------ RECORDS SHOWN

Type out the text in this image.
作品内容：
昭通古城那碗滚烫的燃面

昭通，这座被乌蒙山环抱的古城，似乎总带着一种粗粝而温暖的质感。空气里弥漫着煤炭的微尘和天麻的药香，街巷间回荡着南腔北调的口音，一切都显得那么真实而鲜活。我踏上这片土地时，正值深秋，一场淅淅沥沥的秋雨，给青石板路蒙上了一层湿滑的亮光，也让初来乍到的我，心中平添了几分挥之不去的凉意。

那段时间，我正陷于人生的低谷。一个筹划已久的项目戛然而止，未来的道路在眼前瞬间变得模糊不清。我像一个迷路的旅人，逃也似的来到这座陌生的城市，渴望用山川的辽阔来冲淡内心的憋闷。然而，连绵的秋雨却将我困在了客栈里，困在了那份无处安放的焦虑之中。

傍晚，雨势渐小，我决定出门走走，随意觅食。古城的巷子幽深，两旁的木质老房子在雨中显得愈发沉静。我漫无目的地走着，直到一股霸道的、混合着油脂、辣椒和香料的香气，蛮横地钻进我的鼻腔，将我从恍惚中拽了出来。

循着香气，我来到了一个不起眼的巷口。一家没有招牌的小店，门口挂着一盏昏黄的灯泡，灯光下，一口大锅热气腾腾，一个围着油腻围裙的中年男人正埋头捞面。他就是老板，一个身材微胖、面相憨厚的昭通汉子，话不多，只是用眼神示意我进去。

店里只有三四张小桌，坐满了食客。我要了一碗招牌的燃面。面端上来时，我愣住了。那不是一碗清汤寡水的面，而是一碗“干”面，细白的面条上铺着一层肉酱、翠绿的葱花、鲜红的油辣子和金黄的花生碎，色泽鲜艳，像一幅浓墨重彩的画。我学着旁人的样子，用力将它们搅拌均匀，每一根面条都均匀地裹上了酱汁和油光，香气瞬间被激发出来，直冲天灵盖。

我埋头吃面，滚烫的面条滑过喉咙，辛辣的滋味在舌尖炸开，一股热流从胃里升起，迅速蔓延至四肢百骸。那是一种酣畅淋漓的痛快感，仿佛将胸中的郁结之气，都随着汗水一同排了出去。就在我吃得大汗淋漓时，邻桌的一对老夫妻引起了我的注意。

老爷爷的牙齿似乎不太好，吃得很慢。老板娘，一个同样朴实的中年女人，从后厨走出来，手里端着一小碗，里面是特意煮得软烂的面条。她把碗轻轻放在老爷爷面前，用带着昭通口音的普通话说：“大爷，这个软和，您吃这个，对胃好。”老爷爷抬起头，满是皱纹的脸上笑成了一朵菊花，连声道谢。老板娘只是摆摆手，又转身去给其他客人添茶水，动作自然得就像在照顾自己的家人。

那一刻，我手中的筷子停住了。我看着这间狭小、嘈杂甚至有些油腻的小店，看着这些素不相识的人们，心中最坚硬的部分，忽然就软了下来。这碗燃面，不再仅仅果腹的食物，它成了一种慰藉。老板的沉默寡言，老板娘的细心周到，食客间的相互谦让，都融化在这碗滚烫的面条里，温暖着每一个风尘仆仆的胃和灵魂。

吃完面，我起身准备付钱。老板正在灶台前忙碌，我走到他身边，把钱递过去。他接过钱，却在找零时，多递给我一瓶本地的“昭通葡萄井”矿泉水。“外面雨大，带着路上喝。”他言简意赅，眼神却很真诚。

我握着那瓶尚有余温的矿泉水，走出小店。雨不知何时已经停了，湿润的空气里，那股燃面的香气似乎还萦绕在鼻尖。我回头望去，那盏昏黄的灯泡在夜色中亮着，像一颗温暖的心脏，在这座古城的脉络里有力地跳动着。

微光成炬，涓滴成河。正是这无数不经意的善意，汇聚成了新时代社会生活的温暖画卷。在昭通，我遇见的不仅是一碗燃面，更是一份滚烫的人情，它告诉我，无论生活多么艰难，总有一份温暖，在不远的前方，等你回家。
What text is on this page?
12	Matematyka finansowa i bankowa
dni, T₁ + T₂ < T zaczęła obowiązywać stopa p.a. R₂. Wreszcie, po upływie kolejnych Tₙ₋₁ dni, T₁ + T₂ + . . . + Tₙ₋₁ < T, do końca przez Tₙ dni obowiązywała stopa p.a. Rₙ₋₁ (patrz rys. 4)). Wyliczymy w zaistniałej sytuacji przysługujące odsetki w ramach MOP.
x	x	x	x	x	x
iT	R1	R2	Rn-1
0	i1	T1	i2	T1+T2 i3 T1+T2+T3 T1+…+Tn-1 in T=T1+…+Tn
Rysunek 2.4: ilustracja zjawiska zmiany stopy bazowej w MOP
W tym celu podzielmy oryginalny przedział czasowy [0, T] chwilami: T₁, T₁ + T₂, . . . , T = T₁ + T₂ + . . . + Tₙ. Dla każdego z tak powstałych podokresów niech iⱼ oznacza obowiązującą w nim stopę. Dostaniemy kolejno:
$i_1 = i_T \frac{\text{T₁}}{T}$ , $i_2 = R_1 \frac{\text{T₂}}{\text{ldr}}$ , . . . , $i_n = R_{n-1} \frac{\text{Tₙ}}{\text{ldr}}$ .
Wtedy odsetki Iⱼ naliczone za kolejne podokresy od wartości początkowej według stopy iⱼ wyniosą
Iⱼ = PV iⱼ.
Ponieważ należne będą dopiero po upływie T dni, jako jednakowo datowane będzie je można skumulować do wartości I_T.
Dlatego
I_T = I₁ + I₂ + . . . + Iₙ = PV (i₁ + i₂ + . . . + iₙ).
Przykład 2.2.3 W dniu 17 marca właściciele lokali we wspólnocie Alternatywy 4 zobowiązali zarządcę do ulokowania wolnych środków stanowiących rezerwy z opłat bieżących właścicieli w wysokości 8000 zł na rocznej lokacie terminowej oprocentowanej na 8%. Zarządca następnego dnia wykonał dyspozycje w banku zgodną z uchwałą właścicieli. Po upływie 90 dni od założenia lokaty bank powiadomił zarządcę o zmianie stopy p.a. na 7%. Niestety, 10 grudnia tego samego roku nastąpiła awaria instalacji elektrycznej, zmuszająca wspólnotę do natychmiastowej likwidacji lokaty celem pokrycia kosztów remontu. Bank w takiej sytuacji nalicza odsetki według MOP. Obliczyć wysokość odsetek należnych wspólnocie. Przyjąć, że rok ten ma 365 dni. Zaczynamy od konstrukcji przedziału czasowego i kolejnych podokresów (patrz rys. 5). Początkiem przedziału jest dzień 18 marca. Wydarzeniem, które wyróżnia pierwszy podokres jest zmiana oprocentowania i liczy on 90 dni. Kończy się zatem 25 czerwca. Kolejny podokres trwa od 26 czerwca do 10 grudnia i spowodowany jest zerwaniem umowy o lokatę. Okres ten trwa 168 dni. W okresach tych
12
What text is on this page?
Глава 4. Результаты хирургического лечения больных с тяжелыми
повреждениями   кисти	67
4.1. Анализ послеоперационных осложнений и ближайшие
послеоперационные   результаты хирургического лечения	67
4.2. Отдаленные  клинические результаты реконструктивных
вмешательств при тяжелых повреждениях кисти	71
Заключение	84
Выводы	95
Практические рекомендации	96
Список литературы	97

------------

Your task is to collect every line above that contains the word "лечения".

ANSWER FOR THE TASK –
Глава 4. Результаты хирургического лечения больных с тяжелыми
послеоперационные   результаты хирургического лечения	67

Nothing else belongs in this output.